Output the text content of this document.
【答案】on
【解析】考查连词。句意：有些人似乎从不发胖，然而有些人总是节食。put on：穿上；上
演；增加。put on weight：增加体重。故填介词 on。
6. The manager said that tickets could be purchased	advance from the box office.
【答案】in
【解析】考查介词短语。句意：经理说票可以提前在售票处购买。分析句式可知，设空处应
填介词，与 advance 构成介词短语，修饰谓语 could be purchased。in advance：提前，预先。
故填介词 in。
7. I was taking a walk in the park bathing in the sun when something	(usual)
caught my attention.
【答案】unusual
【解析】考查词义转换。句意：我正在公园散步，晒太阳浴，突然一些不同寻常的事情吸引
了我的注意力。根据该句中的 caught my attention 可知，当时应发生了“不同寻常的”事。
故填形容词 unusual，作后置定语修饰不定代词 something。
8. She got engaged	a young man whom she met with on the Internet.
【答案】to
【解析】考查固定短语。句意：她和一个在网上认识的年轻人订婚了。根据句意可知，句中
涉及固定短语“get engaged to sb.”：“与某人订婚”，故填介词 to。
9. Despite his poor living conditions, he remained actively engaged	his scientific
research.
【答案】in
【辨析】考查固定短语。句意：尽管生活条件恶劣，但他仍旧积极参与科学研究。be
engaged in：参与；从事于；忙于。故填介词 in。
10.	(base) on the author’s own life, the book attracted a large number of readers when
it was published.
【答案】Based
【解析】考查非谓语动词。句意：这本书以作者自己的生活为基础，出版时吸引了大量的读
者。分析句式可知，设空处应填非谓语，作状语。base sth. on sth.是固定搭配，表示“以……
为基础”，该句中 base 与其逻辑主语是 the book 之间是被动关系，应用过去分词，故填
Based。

- - - -

Calculate how many lines of the material include the string "advance", and state that number by itself.

2